PROBLEM TO SOLVE:
Please say how many lines of the listing hold "Ρόττερνταμ", with no other words in the answer.

---------- INPUT FOR THIS TASK ----------

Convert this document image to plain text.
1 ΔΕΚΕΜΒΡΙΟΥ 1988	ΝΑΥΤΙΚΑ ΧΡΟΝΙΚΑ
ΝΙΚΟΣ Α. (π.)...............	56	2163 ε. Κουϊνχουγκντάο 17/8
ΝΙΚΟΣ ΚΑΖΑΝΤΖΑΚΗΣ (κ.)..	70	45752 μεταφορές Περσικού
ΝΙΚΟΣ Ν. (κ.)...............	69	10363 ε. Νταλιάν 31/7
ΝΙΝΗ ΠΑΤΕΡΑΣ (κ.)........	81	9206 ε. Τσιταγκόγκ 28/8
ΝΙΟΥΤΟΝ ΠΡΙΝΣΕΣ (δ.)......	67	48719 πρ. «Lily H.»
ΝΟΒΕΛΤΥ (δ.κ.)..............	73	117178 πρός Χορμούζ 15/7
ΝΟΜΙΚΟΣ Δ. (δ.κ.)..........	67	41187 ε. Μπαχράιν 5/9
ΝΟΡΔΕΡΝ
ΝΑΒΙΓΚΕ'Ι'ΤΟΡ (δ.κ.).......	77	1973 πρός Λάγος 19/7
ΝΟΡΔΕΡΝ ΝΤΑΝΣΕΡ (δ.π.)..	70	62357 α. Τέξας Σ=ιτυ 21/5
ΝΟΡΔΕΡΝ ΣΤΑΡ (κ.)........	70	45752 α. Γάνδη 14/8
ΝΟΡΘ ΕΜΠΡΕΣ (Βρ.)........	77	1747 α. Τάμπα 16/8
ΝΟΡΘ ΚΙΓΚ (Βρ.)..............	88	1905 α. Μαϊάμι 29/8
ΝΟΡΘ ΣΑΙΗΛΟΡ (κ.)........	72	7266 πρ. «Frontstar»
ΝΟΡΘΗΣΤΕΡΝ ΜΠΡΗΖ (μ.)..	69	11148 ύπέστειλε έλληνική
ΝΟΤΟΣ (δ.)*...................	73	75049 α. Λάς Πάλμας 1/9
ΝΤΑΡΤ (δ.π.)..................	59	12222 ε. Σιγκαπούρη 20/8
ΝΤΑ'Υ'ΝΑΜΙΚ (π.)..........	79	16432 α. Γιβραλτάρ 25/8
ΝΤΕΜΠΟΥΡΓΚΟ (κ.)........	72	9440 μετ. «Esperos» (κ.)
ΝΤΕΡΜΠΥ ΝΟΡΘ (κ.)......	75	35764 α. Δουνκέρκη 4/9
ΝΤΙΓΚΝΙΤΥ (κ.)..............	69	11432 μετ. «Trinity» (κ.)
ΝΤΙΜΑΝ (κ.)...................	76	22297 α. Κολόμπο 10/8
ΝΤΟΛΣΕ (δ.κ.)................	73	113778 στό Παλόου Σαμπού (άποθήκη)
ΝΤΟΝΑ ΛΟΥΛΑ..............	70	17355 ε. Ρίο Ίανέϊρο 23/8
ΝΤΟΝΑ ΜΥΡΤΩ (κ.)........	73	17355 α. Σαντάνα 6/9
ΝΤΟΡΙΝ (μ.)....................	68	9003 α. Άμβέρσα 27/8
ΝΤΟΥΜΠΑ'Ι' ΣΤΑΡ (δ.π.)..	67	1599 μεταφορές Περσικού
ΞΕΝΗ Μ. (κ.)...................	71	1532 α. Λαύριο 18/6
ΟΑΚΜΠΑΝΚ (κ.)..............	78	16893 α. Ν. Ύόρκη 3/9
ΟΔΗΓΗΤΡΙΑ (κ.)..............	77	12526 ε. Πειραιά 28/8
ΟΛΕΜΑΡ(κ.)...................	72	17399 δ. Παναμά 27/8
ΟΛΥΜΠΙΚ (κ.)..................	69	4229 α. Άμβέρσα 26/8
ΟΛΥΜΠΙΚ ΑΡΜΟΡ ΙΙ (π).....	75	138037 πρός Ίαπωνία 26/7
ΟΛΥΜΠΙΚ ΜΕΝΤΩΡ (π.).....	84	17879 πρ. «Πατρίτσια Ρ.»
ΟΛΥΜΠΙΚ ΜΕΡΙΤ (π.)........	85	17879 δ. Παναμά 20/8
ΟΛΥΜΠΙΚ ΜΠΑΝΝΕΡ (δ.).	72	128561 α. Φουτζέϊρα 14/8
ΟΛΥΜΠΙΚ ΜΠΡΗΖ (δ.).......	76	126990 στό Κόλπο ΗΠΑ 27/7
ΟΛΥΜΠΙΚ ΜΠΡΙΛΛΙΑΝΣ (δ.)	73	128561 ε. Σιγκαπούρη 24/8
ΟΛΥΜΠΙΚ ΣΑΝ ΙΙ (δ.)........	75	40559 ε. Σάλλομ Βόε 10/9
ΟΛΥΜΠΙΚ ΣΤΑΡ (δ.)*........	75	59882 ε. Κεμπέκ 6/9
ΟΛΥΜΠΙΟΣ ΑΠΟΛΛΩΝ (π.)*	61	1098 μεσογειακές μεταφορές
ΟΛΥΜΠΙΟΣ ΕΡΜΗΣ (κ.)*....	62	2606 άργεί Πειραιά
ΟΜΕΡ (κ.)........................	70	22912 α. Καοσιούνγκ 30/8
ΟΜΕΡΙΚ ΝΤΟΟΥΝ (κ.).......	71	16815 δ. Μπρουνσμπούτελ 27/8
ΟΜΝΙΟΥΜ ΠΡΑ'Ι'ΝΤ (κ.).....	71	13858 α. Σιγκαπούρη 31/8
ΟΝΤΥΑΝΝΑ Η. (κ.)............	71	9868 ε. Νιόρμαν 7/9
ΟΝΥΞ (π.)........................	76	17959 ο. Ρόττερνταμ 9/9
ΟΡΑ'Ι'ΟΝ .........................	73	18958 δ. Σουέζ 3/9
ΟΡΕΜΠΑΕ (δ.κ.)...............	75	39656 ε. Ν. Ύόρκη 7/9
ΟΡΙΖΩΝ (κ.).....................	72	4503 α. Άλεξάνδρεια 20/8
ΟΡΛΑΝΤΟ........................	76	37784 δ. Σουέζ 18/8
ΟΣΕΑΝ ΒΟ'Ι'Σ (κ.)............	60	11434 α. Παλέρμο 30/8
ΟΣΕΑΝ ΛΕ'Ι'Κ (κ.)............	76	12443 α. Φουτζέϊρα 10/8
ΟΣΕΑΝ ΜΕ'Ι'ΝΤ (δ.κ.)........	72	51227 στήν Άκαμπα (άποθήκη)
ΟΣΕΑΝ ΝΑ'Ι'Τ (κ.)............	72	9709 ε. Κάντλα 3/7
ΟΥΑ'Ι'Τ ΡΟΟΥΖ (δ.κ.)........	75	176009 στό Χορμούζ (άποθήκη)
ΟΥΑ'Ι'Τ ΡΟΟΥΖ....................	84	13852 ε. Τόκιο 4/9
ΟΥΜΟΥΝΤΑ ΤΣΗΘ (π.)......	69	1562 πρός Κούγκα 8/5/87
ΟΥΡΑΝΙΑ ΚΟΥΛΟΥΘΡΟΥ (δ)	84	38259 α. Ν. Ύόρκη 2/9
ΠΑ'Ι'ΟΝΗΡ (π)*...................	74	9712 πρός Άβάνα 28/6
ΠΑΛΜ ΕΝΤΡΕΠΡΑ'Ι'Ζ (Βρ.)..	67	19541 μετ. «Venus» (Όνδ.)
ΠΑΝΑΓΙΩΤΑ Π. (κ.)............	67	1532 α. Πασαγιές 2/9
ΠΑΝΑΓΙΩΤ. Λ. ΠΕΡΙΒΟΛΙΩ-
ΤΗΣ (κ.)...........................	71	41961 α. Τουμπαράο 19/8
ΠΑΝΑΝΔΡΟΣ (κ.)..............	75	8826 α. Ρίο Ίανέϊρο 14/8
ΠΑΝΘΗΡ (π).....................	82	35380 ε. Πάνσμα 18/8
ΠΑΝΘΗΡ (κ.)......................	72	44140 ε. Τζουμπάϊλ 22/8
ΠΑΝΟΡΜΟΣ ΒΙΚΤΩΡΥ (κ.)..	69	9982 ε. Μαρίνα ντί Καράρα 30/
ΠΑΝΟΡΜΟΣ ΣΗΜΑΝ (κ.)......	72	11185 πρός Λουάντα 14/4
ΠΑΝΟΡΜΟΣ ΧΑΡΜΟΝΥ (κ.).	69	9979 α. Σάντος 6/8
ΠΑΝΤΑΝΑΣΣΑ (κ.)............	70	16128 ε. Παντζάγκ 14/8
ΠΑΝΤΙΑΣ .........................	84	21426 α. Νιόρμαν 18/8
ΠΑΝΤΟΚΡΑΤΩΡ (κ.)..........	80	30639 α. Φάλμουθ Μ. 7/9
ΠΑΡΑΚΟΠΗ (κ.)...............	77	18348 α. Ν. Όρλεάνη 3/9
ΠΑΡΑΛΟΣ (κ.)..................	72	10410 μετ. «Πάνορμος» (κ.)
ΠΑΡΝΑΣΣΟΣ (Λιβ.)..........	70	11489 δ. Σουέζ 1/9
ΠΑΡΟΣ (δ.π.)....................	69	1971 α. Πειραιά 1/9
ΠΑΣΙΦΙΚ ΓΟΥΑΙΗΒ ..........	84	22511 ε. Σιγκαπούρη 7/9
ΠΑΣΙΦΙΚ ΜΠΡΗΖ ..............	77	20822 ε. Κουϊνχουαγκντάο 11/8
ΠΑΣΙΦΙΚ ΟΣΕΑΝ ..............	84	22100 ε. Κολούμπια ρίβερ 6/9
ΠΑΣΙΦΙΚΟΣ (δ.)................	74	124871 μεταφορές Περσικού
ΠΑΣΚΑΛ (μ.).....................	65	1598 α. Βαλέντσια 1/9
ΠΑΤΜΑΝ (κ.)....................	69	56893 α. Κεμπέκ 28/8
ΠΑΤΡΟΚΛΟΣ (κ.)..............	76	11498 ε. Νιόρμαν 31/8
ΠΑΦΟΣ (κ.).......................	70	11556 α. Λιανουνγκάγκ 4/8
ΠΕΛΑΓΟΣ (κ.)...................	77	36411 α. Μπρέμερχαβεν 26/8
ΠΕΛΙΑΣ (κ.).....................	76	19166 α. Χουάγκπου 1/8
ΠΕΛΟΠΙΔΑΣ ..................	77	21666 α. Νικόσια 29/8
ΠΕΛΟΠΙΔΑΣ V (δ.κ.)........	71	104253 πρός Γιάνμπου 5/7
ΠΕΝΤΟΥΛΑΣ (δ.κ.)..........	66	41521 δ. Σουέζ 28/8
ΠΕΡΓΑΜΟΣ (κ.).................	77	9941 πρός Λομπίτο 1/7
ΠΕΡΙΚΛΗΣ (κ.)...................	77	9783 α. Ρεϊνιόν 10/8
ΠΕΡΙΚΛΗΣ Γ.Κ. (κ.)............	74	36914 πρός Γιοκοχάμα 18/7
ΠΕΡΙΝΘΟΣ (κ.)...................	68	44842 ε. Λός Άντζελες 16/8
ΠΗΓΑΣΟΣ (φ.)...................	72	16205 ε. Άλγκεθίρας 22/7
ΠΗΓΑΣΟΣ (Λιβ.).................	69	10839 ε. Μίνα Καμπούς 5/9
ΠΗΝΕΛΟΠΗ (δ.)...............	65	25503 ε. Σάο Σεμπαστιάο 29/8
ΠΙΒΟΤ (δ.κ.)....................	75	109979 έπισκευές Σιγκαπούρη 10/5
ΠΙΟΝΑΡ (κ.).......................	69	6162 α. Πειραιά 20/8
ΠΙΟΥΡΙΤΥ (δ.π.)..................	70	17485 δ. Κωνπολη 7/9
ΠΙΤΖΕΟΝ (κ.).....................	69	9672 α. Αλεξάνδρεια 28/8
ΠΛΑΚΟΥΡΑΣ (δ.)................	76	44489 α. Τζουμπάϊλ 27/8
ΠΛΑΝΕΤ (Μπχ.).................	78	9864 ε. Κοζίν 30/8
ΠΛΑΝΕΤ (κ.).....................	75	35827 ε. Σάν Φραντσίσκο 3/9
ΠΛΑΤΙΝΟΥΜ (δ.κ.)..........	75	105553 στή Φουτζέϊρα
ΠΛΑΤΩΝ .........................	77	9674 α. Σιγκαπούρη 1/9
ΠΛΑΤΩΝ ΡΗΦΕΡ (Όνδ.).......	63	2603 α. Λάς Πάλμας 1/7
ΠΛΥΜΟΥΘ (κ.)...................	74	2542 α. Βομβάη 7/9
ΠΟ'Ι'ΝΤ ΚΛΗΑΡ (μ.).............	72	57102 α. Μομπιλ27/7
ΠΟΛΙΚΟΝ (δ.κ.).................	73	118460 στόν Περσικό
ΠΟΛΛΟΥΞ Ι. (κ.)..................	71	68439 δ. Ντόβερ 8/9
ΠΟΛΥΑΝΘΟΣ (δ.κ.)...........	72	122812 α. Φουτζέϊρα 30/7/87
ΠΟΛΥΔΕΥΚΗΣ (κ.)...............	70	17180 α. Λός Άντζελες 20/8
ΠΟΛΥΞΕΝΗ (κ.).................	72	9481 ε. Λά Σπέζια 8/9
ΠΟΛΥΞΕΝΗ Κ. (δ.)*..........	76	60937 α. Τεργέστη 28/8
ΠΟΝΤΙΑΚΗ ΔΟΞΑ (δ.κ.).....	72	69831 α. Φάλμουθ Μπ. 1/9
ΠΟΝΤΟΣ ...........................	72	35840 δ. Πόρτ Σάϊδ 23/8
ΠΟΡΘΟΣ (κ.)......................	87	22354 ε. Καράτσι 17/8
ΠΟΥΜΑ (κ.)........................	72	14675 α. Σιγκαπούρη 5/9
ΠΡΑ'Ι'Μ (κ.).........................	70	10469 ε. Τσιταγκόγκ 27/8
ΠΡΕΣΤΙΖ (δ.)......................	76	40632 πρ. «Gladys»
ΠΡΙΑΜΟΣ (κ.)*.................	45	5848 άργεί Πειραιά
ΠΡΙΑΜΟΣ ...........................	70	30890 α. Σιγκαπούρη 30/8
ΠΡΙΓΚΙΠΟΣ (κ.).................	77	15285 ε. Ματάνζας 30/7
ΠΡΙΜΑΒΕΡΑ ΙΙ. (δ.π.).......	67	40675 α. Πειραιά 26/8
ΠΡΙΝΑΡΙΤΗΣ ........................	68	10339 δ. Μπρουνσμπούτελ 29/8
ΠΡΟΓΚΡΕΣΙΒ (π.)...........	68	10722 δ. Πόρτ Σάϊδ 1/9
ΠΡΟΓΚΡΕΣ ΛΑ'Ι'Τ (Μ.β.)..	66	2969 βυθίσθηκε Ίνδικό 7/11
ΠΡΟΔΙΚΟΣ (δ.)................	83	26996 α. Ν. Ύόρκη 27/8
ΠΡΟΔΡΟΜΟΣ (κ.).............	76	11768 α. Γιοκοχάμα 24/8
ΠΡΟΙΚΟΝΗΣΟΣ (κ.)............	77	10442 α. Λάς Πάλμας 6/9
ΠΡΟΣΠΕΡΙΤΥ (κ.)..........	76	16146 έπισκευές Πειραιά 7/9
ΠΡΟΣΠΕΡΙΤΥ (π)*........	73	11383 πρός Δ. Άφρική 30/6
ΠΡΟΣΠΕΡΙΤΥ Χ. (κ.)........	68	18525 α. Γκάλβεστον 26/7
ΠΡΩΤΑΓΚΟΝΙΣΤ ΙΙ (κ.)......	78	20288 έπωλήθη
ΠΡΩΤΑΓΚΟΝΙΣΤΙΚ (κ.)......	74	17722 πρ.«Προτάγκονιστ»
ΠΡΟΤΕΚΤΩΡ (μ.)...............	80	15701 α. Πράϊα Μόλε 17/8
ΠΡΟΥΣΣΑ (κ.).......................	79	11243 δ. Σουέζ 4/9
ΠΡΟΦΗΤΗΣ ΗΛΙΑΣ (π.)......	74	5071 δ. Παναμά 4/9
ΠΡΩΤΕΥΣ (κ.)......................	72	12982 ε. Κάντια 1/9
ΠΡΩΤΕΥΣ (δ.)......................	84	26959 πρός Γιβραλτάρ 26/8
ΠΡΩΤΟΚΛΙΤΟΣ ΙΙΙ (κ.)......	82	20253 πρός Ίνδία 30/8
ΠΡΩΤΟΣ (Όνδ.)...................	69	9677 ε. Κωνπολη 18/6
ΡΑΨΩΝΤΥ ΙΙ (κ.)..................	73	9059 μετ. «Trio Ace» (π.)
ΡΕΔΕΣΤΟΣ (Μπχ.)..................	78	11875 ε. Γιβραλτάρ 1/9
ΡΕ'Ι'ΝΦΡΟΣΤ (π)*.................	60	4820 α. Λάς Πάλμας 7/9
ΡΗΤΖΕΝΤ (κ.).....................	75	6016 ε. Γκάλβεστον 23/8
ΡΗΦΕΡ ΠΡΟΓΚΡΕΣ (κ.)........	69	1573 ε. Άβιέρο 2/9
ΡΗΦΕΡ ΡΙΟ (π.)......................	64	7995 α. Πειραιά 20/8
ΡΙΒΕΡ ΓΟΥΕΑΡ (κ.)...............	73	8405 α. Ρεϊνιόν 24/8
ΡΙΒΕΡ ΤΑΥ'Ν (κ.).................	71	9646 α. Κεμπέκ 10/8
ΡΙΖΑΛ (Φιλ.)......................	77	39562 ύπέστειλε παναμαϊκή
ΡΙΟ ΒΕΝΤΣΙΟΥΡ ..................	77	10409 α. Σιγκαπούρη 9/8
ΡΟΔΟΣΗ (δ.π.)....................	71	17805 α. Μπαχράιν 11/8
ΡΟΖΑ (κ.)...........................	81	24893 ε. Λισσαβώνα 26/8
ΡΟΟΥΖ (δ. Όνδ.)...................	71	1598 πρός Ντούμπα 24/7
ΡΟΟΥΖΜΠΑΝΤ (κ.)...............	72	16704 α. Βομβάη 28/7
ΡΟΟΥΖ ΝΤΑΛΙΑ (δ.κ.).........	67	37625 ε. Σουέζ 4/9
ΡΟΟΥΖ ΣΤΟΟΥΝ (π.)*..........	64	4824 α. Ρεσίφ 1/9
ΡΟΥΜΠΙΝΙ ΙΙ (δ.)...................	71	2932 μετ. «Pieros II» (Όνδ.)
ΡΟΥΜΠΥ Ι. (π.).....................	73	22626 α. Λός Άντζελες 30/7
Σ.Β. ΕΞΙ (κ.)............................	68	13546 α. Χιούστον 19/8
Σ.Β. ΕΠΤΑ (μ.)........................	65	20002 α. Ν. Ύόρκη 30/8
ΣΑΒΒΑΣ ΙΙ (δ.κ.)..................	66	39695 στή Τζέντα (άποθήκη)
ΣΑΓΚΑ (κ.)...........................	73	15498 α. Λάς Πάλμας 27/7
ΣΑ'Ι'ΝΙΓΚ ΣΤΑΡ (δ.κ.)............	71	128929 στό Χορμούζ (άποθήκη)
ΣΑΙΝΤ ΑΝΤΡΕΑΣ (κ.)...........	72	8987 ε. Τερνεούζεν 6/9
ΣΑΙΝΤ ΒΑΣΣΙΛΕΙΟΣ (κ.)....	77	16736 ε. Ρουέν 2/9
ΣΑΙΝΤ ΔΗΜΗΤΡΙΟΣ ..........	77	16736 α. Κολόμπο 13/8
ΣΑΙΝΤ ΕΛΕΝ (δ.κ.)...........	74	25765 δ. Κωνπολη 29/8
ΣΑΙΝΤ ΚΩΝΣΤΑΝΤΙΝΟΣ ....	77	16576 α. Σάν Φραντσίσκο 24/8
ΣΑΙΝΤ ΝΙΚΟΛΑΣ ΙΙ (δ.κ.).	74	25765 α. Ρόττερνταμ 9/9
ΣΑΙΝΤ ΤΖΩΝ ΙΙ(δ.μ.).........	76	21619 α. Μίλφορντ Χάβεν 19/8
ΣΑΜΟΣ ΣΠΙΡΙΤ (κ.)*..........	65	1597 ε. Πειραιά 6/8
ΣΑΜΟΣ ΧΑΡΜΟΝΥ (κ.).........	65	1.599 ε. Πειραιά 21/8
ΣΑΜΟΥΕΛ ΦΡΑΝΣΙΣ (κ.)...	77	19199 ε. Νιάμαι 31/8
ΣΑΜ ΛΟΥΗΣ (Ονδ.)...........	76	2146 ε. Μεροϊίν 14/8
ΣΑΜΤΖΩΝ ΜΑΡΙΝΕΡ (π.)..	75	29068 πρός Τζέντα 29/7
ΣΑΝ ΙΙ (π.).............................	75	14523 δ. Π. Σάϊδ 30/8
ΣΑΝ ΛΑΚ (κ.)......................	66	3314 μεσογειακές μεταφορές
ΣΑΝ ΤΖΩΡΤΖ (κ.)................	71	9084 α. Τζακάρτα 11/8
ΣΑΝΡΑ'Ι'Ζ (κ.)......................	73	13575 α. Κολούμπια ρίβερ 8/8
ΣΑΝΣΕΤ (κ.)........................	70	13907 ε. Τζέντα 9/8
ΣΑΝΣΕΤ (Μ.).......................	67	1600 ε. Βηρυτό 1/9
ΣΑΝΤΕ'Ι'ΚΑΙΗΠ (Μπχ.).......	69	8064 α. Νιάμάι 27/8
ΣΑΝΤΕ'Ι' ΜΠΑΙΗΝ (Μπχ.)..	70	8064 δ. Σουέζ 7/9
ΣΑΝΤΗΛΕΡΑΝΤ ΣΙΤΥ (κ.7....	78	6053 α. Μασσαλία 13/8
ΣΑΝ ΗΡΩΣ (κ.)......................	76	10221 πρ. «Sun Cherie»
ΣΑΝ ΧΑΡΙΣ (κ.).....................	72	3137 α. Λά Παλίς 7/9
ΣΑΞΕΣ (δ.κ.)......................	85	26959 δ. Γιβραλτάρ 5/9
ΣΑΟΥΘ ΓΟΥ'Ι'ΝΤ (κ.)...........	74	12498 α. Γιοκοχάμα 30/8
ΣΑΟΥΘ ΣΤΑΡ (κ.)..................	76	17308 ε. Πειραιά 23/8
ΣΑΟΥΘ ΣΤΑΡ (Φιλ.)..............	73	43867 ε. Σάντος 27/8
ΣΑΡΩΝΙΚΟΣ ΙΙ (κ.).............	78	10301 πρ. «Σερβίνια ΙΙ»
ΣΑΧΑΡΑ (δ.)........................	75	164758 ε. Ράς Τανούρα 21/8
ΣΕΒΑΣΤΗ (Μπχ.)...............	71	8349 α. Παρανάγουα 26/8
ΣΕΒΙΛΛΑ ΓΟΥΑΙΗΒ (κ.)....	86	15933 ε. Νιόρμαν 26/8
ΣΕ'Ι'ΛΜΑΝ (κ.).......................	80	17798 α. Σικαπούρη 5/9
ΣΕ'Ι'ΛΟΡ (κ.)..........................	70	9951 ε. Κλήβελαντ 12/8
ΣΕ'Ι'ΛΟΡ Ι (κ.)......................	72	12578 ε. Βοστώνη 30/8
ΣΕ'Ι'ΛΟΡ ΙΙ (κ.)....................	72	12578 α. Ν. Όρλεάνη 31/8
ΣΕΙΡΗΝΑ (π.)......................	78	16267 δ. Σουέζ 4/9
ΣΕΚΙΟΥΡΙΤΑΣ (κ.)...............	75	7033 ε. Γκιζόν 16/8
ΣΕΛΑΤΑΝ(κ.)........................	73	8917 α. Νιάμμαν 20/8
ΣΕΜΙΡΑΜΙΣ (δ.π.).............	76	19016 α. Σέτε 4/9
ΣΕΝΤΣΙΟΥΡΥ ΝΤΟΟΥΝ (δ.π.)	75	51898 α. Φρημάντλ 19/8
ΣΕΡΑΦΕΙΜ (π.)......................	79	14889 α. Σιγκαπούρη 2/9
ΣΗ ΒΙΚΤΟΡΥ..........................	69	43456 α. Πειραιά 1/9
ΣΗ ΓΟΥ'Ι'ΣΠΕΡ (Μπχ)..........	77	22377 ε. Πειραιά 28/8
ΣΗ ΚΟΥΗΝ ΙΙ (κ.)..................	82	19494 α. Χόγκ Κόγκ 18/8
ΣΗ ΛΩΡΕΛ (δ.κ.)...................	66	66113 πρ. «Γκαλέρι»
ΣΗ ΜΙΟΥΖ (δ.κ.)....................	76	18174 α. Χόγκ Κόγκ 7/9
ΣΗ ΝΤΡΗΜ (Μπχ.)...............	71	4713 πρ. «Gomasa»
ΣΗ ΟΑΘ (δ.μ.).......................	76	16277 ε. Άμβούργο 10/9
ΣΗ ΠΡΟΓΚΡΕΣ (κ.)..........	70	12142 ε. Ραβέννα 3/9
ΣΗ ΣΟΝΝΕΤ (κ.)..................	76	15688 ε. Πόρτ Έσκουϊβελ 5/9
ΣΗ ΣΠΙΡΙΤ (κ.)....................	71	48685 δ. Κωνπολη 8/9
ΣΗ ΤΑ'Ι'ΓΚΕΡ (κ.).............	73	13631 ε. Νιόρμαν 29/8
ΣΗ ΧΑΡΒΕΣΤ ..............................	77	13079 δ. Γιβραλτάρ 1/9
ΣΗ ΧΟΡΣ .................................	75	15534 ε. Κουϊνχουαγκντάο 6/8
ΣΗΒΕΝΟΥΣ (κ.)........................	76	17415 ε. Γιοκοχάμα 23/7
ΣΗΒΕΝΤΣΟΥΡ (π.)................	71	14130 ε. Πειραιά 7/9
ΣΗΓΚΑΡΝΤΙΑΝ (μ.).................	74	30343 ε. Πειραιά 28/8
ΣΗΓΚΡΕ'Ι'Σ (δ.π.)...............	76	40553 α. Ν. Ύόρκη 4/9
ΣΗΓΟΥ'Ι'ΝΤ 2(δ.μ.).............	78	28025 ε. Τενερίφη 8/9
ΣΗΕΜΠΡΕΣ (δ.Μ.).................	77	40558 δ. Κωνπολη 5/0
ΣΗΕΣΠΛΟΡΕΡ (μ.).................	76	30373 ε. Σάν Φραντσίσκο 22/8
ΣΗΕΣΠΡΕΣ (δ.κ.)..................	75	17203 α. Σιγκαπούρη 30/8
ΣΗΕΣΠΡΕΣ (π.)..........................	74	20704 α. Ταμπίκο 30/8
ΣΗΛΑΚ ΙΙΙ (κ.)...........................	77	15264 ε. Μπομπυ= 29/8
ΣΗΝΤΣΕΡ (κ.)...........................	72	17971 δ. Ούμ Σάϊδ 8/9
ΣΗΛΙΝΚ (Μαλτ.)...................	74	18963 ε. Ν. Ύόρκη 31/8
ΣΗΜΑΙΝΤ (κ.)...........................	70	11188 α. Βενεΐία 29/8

----------

RESPONSE TO THE TASK:
2